### What to produce
Write out every entry word for word.

### Data entries
** begin **
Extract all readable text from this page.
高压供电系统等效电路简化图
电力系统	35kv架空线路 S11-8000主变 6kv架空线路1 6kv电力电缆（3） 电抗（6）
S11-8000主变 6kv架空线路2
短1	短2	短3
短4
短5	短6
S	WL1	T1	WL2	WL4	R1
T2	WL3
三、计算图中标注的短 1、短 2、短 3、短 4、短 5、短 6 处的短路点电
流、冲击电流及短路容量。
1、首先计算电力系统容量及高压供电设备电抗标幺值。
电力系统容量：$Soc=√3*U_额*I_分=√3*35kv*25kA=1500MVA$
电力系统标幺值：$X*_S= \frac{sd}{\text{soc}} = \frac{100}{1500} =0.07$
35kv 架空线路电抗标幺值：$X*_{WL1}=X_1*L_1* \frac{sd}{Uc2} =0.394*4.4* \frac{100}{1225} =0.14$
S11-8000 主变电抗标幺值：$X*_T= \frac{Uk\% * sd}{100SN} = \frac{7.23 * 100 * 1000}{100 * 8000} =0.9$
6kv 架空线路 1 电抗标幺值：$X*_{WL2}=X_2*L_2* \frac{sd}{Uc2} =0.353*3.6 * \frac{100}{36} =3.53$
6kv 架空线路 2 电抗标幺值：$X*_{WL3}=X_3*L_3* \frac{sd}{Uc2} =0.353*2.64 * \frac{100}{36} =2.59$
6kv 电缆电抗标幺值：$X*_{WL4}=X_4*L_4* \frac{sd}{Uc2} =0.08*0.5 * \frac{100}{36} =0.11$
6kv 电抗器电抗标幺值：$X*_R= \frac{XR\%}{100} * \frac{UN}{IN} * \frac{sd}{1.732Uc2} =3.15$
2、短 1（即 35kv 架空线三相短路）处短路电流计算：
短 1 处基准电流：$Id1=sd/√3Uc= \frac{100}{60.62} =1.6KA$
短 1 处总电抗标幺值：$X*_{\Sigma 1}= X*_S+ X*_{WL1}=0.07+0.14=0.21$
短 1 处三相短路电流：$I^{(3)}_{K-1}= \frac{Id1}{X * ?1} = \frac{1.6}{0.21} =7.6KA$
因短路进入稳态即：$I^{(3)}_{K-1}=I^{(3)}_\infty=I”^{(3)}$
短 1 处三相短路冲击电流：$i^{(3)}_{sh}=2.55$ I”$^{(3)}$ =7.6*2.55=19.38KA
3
** end **
### Solution for this exercise
Extract all readable text from this page.
高压供电系统等效电路简化图
电力系统	35kv架空线路 S11-8000主变 6kv架空线路1 6kv电力电缆（3） 电抗（6）
S11-8000主变 6kv架空线路2
短1	短2	短3
短4
短5	短6
S	WL1	T1	WL2	WL4	R1
T2	WL3
三、计算图中标注的短 1、短 2、短 3、短 4、短 5、短 6 处的短路点电
流、冲击电流及短路容量。
1、首先计算电力系统容量及高压供电设备电抗标幺值。
电力系统容量：$Soc=√3*U_额*I_分=√3*35kv*25kA=1500MVA$
电力系统标幺值：$X*_S= \frac{sd}{\text{soc}} = \frac{100}{1500} =0.07$
35kv 架空线路电抗标幺值：$X*_{WL1}=X_1*L_1* \frac{sd}{Uc2} =0.394*4.4* \frac{100}{1225} =0.14$
S11-8000 主变电抗标幺值：$X*_T= \frac{Uk\% * sd}{100SN} = \frac{7.23 * 100 * 1000}{100 * 8000} =0.9$
6kv 架空线路 1 电抗标幺值：$X*_{WL2}=X_2*L_2* \frac{sd}{Uc2} =0.353*3.6 * \frac{100}{36} =3.53$
6kv 架空线路 2 电抗标幺值：$X*_{WL3}=X_3*L_3* \frac{sd}{Uc2} =0.353*2.64 * \frac{100}{36} =2.59$
6kv 电缆电抗标幺值：$X*_{WL4}=X_4*L_4* \frac{sd}{Uc2} =0.08*0.5 * \frac{100}{36} =0.11$
6kv 电抗器电抗标幺值：$X*_R= \frac{XR\%}{100} * \frac{UN}{IN} * \frac{sd}{1.732Uc2} =3.15$
2、短 1（即 35kv 架空线三相短路）处短路电流计算：
短 1 处基准电流：$Id1=sd/√3Uc= \frac{100}{60.62} =1.6KA$
短 1 处总电抗标幺值：$X*_{\Sigma 1}= X*_S+ X*_{WL1}=0.07+0.14=0.21$
短 1 处三相短路电流：$I^{(3)}_{K-1}= \frac{Id1}{X * ?1} = \frac{1.6}{0.21} =7.6KA$
因短路进入稳态即：$I^{(3)}_{K-1}=I^{(3)}_\infty=I”^{(3)}$
短 1 处三相短路冲击电流：$i^{(3)}_{sh}=2.55$ I”$^{(3)}$ =7.6*2.55=19.38KA
3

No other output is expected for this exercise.